>> start LISTED RECORDS
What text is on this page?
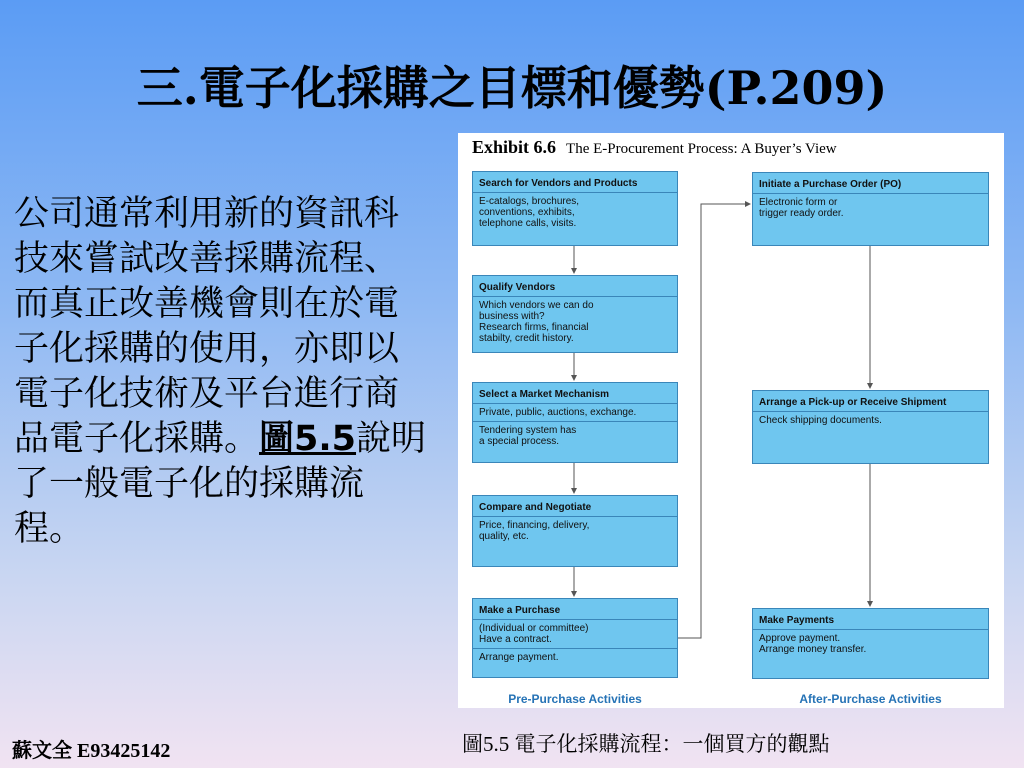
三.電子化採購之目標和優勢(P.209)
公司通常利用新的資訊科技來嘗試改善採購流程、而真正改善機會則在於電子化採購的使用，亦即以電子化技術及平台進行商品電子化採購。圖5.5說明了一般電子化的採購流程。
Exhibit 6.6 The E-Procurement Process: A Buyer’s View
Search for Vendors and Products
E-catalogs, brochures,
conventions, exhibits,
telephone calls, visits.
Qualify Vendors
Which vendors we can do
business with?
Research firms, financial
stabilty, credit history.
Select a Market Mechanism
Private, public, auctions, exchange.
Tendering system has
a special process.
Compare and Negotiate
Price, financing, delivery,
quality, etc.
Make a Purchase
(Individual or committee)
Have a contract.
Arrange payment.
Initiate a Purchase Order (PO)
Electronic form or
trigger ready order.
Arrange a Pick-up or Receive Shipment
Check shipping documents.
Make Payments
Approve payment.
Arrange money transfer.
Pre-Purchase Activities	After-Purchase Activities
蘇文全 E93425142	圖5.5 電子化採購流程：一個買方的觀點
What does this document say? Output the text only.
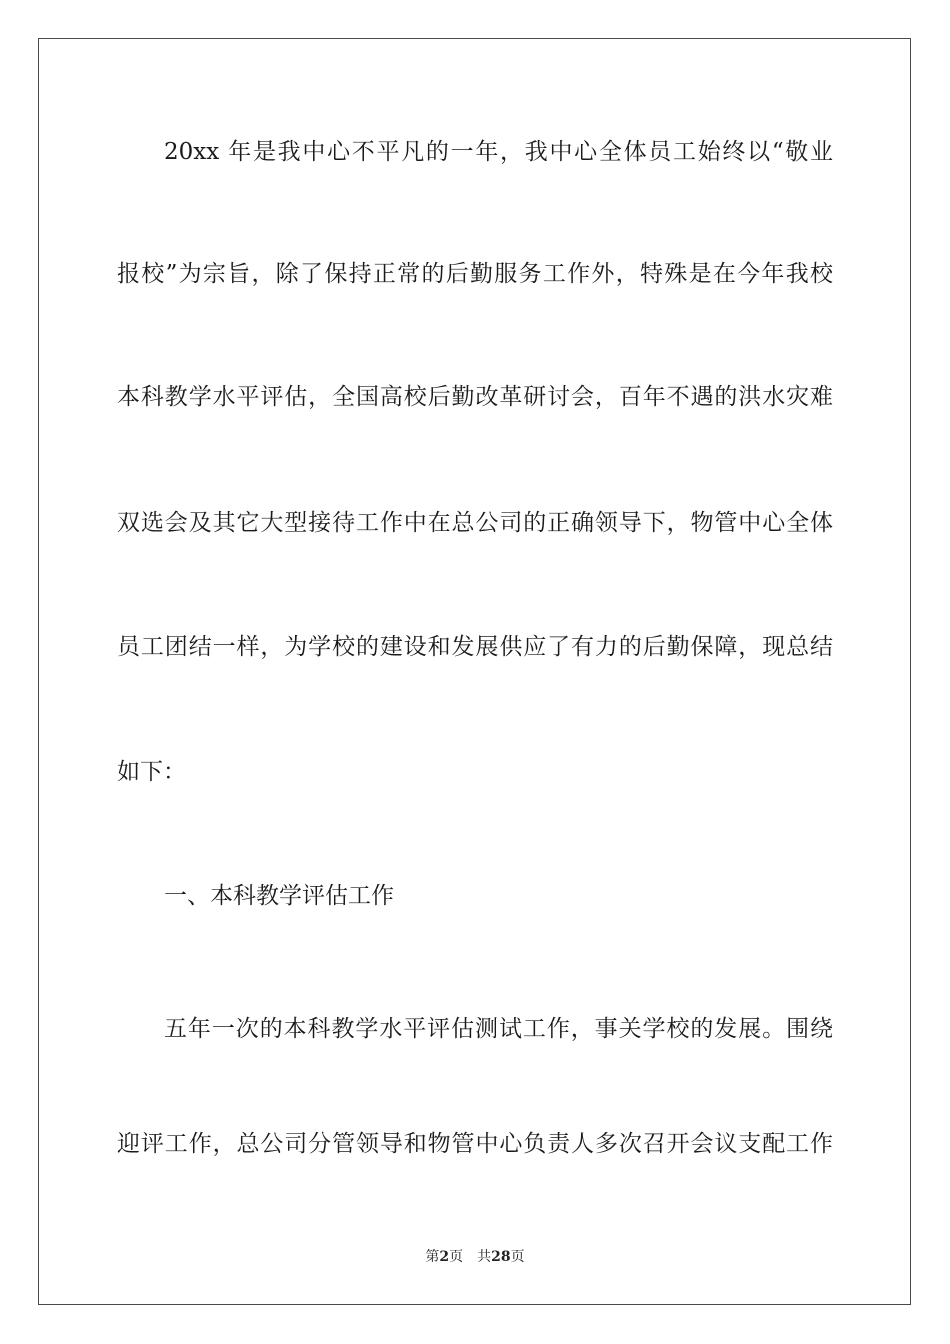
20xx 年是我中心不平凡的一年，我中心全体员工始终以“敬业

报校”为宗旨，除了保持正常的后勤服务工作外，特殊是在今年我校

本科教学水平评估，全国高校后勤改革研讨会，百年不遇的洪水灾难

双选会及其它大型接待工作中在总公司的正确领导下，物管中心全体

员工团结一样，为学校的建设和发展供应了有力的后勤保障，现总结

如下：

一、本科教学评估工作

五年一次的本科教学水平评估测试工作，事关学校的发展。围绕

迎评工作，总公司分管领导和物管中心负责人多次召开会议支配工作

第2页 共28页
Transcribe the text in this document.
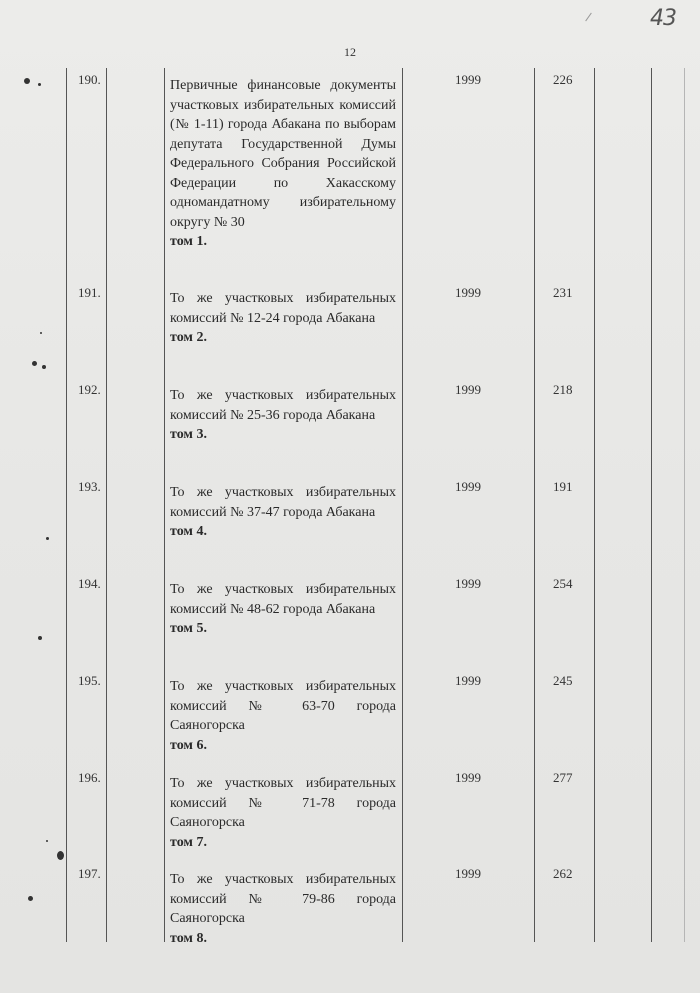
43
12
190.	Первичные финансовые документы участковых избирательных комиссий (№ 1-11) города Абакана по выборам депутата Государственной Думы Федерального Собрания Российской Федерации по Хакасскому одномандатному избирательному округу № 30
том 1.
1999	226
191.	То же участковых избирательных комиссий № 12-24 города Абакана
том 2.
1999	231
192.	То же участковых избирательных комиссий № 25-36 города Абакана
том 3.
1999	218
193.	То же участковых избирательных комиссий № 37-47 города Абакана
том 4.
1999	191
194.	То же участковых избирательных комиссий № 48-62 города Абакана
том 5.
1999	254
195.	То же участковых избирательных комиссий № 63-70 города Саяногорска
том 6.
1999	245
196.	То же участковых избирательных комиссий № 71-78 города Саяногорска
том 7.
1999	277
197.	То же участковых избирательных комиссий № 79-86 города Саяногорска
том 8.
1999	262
>> end LISTED RECORDS
* SHORT PROBLEM *
Without the pictures, return all the records precisely as they stand.

* RESULT OF THE EXERCISE *
What text is on this page?
三.電子化採購之目標和優勢(P.209)
公司通常利用新的資訊科技來嘗試改善採購流程、而真正改善機會則在於電子化採購的使用，亦即以電子化技術及平台進行商品電子化採購。圖5.5說明了一般電子化的採購流程。
Exhibit 6.6 The E-Procurement Process: A Buyer’s View
Search for Vendors and Products
E-catalogs, brochures,
conventions, exhibits,
telephone calls, visits.
Qualify Vendors
Which vendors we can do
business with?
Research firms, financial
stabilty, credit history.
Select a Market Mechanism
Private, public, auctions, exchange.
Tendering system has
a special process.
Compare and Negotiate
Price, financing, delivery,
quality, etc.
Make a Purchase
(Individual or committee)
Have a contract.
Arrange payment.
Initiate a Purchase Order (PO)
Electronic form or
trigger ready order.
Arrange a Pick-up or Receive Shipment
Check shipping documents.
Make Payments
Approve payment.
Arrange money transfer.
Pre-Purchase Activities	After-Purchase Activities
蘇文全 E93425142	圖5.5 電子化採購流程：一個買方的觀點
What does this document say? Output the text only.
20xx 年是我中心不平凡的一年，我中心全体员工始终以“敬业

报校”为宗旨，除了保持正常的后勤服务工作外，特殊是在今年我校

本科教学水平评估，全国高校后勤改革研讨会，百年不遇的洪水灾难

双选会及其它大型接待工作中在总公司的正确领导下，物管中心全体

员工团结一样，为学校的建设和发展供应了有力的后勤保障，现总结

如下：

一、本科教学评估工作

五年一次的本科教学水平评估测试工作，事关学校的发展。围绕

迎评工作，总公司分管领导和物管中心负责人多次召开会议支配工作

第2页 共28页
Transcribe the text in this document.
43
12
190.	Первичные финансовые документы участковых избирательных комиссий (№ 1-11) города Абакана по выборам депутата Государственной Думы Федерального Собрания Российской Федерации по Хакасскому одномандатному избирательному округу № 30
том 1.
1999	226
191.	То же участковых избирательных комиссий № 12-24 города Абакана
том 2.
1999	231
192.	То же участковых избирательных комиссий № 25-36 города Абакана
том 3.
1999	218
193.	То же участковых избирательных комиссий № 37-47 города Абакана
том 4.
1999	191
194.	То же участковых избирательных комиссий № 48-62 города Абакана
том 5.
1999	254
195.	То же участковых избирательных комиссий № 63-70 города Саяногорска
том 6.
1999	245
196.	То же участковых избирательных комиссий № 71-78 города Саяногорска
том 7.
1999	277
197.	То же участковых избирательных комиссий № 79-86 города Саяногорска
том 8.
1999	262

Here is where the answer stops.